#### [TASK GOAL]
Look through the material and copy each line holding "Database".

#### [DATA IN THIS EXERCISE]

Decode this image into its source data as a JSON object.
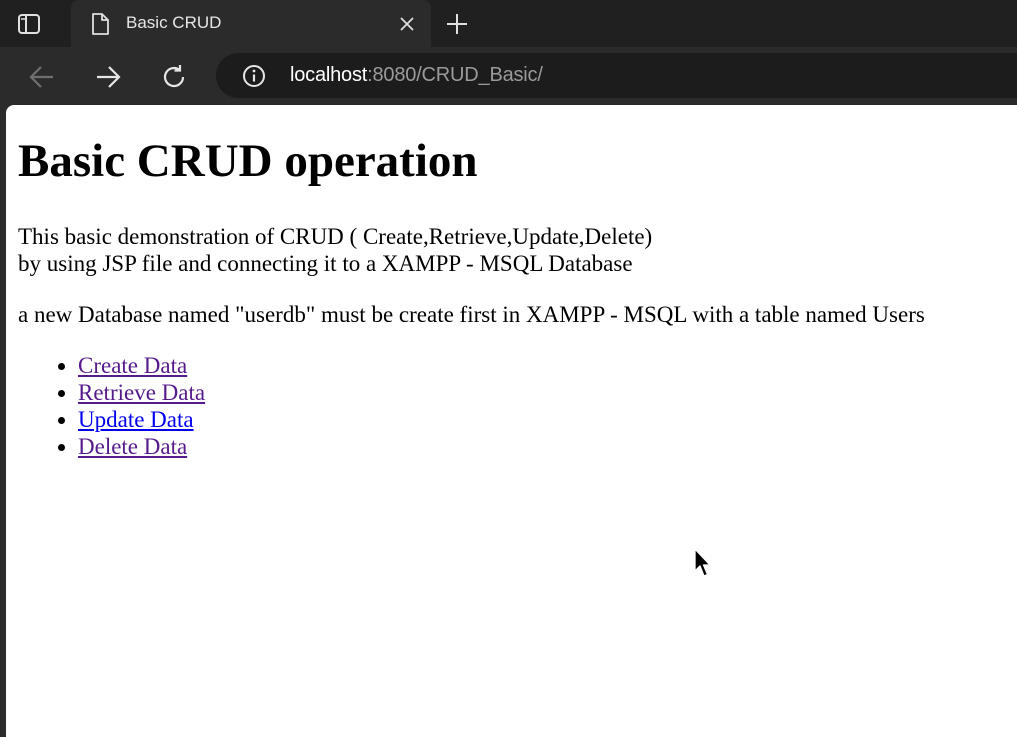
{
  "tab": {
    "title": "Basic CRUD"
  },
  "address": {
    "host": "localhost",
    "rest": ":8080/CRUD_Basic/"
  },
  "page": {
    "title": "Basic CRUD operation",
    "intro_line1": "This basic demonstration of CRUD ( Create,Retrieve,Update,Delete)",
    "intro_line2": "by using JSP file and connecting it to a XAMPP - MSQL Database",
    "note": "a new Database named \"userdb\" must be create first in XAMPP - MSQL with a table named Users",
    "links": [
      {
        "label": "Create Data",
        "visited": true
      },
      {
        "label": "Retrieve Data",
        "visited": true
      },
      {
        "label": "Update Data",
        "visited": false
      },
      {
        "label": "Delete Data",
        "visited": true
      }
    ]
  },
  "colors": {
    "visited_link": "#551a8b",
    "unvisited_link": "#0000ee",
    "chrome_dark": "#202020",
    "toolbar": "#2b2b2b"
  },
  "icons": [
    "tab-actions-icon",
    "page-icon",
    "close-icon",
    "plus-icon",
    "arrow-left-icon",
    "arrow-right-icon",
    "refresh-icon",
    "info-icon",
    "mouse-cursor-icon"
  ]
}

---

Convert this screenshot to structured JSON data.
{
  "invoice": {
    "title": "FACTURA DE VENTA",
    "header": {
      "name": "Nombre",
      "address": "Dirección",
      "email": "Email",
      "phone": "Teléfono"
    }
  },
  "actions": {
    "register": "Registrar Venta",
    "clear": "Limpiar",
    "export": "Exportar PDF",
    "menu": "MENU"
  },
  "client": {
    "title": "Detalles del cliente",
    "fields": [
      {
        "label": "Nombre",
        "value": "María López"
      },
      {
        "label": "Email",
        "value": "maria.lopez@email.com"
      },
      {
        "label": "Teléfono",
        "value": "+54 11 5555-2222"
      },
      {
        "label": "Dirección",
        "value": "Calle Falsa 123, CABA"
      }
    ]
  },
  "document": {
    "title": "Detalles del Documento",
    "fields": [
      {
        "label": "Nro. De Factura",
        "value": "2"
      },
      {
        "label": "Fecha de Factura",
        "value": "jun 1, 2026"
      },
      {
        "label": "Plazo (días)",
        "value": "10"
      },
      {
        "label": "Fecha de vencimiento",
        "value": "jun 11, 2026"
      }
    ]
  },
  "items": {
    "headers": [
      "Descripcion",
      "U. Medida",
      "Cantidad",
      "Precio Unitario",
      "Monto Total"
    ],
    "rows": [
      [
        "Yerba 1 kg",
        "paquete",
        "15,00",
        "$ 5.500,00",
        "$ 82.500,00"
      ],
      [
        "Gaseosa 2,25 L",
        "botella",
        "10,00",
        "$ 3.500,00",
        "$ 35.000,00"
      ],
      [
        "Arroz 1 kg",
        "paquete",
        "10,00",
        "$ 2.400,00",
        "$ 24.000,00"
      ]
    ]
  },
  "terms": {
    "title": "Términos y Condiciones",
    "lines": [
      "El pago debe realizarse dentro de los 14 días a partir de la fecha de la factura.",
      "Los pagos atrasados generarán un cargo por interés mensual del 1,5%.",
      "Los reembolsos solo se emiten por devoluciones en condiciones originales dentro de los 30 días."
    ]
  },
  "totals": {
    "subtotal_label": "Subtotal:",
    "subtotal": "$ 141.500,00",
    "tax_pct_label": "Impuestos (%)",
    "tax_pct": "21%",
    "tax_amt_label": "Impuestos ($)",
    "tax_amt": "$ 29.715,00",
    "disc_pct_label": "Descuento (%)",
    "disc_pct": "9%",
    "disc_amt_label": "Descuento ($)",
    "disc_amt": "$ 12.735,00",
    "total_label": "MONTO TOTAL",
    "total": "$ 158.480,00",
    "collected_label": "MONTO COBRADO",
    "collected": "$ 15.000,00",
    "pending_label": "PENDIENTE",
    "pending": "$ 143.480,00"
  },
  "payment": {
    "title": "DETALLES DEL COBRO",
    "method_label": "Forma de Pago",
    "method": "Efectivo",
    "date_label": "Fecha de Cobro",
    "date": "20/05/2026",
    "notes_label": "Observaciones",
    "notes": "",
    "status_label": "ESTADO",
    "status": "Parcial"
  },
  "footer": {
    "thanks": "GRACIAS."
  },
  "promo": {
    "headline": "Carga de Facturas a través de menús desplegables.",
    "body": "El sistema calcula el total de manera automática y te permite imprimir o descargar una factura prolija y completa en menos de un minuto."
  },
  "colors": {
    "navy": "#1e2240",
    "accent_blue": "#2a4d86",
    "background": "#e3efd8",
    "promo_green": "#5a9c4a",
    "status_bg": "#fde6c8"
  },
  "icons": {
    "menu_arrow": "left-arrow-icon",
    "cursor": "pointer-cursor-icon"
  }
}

#### [RESPONSE TO THE EXERCISE]
    "intro_line2": "by using JSP file and connecting it to a XAMPP - MSQL Database",
    "note": "a new Database named \"userdb\" must be create first in XAMPP - MSQL with a table named Users",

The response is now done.